[start of SOURCE RECORDS]

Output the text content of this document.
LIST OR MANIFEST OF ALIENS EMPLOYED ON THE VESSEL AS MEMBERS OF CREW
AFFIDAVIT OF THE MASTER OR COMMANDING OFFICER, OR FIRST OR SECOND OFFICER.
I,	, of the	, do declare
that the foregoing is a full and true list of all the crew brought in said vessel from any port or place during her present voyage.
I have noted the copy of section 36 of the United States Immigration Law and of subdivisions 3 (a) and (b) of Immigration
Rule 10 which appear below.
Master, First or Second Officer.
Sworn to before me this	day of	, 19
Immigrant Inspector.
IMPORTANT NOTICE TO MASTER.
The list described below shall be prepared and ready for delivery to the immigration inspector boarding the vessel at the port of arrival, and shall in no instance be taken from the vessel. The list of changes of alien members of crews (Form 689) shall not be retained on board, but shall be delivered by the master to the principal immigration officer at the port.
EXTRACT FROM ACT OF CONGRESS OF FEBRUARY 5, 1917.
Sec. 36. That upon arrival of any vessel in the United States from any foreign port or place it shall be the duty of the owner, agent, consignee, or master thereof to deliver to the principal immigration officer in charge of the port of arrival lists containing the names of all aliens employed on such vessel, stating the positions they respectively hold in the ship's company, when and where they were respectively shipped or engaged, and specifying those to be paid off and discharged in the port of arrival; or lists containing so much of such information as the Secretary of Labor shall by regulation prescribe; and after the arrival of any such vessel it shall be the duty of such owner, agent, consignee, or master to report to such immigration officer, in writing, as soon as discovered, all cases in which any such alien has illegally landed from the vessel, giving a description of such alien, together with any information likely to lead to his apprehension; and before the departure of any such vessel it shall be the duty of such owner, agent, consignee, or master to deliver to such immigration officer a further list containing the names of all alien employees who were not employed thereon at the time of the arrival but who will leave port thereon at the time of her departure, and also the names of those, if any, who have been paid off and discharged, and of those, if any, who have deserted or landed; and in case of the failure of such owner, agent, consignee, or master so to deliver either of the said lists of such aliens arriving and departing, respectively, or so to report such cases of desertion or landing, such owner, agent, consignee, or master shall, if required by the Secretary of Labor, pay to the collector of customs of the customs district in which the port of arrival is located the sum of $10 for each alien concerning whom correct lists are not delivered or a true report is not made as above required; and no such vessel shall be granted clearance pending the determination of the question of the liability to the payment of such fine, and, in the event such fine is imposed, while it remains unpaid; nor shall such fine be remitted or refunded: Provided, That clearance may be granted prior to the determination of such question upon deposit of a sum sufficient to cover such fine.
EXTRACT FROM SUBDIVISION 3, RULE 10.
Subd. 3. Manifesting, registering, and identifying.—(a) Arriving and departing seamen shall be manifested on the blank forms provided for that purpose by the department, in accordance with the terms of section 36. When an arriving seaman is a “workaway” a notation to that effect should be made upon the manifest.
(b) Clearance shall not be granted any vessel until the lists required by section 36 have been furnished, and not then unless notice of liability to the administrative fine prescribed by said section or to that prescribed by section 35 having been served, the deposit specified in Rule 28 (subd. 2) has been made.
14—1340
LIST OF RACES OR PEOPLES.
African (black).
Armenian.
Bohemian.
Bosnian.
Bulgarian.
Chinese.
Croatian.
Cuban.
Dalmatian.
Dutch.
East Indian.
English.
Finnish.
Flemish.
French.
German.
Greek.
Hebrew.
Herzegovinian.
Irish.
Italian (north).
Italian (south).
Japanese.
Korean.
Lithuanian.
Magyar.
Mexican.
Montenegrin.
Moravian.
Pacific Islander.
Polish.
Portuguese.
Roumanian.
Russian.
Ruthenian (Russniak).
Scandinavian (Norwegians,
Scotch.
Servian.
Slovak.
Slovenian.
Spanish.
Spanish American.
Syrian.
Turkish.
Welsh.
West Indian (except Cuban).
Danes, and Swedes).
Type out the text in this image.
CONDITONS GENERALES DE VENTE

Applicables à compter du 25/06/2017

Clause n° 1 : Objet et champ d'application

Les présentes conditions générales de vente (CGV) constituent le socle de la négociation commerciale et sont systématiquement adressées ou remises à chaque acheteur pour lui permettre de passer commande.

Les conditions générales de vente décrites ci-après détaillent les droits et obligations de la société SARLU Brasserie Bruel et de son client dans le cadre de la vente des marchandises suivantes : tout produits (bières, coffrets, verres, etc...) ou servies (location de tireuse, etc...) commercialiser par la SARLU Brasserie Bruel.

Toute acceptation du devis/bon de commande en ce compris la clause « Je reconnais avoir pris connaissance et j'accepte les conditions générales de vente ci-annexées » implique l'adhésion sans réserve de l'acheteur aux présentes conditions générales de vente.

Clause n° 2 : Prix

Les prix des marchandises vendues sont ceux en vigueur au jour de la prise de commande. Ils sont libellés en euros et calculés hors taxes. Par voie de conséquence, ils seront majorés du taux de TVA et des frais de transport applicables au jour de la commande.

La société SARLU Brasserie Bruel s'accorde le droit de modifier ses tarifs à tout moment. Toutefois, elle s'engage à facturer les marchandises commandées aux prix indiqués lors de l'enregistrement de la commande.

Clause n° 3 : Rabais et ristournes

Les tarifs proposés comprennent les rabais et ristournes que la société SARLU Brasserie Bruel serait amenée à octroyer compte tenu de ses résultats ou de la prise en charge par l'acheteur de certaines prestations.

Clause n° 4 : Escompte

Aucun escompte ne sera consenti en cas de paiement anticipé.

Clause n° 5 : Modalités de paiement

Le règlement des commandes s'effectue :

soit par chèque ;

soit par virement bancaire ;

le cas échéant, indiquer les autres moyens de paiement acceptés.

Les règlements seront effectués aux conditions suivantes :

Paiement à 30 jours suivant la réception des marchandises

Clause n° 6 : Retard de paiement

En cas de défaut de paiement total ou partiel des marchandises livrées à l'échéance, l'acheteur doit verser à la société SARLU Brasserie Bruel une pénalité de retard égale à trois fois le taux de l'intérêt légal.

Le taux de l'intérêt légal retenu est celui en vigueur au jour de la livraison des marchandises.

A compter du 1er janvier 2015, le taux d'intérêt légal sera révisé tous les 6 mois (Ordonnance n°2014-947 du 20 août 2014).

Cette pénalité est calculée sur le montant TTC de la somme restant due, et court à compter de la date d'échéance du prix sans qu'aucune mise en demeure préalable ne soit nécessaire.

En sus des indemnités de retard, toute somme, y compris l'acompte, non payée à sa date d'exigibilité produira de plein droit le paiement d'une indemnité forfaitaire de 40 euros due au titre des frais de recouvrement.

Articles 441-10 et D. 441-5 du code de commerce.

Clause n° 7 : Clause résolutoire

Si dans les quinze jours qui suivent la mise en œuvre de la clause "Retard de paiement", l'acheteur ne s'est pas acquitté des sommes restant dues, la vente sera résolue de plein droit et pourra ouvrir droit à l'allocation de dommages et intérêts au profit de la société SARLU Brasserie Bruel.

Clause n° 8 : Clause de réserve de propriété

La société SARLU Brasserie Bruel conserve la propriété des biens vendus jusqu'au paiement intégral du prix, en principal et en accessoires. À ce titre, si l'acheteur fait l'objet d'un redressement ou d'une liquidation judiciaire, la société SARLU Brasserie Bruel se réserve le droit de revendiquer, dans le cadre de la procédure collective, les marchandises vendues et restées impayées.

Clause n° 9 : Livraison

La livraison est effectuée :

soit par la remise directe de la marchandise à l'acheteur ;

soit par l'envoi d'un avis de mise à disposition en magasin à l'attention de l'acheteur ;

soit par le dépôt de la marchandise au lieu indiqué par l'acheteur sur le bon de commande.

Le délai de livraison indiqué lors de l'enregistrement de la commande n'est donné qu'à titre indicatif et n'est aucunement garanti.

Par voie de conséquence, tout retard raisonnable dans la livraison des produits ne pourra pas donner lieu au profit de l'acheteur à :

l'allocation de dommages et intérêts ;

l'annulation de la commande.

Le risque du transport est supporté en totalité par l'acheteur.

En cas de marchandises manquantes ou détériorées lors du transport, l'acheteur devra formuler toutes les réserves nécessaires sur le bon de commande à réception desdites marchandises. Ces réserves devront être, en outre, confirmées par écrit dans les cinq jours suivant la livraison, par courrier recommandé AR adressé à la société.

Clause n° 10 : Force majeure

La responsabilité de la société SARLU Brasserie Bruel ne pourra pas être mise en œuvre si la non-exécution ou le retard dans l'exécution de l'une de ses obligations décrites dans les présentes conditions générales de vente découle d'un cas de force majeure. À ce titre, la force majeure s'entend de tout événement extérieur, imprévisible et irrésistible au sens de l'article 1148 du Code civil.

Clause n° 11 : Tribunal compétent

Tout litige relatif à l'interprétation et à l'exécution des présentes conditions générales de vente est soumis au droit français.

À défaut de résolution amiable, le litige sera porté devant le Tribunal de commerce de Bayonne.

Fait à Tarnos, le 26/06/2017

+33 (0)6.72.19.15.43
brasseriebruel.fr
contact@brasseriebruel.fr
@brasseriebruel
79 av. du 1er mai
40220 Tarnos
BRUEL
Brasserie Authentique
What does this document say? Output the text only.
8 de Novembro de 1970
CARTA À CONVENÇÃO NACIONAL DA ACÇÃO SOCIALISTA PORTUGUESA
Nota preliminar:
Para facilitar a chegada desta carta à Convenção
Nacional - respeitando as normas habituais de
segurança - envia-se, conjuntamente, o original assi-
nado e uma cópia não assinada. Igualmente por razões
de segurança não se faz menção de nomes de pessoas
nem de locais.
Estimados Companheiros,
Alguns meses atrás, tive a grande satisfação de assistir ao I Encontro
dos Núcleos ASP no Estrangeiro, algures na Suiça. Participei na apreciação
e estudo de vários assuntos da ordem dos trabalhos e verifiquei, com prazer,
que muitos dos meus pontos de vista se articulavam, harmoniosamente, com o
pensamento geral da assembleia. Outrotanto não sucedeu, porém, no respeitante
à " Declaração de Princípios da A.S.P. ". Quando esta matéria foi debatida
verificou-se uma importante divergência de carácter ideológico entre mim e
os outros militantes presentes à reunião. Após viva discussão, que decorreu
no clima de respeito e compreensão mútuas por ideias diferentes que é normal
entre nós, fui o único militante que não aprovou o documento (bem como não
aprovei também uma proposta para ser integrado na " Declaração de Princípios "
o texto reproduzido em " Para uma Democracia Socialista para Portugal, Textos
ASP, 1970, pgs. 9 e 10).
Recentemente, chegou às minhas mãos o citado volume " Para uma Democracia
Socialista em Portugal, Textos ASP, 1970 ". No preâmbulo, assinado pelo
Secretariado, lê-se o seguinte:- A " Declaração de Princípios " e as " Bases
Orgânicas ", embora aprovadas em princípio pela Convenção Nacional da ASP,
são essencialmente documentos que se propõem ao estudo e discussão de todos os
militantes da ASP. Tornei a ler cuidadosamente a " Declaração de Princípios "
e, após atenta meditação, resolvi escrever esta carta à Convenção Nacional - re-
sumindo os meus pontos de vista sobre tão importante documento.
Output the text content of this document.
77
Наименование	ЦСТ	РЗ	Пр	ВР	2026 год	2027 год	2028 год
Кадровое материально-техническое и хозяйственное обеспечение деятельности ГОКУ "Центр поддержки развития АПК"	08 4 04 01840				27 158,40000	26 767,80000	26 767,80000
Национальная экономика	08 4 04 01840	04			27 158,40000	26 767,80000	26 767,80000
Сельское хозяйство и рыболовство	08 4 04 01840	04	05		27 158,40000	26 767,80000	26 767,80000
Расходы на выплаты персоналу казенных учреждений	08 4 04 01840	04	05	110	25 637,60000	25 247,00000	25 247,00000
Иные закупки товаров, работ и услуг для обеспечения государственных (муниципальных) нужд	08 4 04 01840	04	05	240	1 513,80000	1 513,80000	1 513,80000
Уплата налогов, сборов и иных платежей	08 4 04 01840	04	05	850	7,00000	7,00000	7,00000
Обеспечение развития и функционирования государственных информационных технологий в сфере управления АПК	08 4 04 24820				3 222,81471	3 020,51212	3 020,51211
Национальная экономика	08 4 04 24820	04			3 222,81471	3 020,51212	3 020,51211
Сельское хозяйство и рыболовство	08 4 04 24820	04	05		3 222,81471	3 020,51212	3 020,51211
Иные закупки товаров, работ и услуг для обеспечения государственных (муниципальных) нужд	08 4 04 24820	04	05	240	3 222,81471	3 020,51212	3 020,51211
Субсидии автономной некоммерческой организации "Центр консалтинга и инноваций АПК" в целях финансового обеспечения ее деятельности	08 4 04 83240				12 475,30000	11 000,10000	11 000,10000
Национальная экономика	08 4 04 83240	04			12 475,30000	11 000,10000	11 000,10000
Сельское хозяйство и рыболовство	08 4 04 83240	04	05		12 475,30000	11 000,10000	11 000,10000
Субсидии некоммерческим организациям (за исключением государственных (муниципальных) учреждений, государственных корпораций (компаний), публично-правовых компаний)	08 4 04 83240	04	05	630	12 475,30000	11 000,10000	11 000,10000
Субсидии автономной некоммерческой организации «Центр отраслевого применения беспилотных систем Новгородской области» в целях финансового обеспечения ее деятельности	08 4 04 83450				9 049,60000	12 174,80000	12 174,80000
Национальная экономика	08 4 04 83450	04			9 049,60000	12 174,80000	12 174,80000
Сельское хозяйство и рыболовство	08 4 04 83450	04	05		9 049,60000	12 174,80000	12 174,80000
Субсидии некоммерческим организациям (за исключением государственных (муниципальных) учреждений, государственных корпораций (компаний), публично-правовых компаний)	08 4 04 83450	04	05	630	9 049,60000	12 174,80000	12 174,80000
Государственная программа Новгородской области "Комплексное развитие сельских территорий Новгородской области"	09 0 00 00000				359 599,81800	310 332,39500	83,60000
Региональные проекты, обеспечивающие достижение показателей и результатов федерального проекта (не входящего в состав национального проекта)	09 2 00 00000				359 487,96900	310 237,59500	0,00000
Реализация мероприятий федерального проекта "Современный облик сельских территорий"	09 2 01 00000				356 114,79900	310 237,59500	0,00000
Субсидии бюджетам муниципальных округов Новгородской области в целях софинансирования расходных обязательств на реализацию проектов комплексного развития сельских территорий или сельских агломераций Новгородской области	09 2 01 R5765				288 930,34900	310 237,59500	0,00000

[end of SOURCE RECORDS]

WHAT TO PRODUCE ▸ Your answer should be one number: the count of lines in the data above that include the word "Иные".

WRITTEN RESPONSE ▸ 2